(Work to complete)
In the data below, find each line containing the string "stati" and return it.

(Input records)
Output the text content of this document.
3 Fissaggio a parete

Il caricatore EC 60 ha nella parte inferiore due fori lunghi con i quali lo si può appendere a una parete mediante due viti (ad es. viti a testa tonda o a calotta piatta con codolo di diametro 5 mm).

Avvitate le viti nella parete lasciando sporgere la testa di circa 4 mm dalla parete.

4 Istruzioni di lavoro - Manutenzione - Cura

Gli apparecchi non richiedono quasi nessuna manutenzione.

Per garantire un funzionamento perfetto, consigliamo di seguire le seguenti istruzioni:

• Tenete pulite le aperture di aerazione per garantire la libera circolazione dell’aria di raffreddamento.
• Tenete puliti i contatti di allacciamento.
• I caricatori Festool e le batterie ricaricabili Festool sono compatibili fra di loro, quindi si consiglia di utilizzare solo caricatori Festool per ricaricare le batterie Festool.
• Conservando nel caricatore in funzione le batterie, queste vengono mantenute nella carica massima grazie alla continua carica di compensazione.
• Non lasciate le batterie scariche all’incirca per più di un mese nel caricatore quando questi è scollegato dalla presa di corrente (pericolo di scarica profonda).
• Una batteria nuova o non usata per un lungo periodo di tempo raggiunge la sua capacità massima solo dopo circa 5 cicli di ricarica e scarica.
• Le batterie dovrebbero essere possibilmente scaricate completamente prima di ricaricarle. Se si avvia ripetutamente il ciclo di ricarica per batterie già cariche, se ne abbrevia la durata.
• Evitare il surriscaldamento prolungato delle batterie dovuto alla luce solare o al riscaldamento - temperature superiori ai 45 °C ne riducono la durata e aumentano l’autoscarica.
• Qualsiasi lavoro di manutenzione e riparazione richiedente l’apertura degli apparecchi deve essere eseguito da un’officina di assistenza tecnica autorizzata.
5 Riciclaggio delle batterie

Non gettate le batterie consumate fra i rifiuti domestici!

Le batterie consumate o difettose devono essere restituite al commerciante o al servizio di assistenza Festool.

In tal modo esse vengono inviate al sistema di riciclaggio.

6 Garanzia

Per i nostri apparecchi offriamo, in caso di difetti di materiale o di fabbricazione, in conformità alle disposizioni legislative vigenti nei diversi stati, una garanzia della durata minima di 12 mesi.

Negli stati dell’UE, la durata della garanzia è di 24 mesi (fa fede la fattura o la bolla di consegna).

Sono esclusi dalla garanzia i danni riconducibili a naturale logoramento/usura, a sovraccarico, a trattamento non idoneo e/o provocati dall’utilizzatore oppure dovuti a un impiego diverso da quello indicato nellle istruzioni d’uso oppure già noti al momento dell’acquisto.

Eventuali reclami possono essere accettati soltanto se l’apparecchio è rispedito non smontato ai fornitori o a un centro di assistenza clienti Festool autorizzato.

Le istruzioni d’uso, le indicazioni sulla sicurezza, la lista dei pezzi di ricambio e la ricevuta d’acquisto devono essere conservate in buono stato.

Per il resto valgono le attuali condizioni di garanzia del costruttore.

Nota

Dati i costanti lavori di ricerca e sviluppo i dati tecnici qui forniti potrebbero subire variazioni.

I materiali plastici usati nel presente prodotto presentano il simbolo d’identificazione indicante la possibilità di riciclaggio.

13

(Output below)
Per i nostri apparecchi offriamo, in caso di difetti di materiale o di fabbricazione, in conformità alle disposizioni legislative vigenti nei diversi stati, una garanzia della durata minima di 12 mesi.
Negli stati dell’UE, la durata della garanzia è di 24 mesi (fa fede la fattura o la bolla di consegna).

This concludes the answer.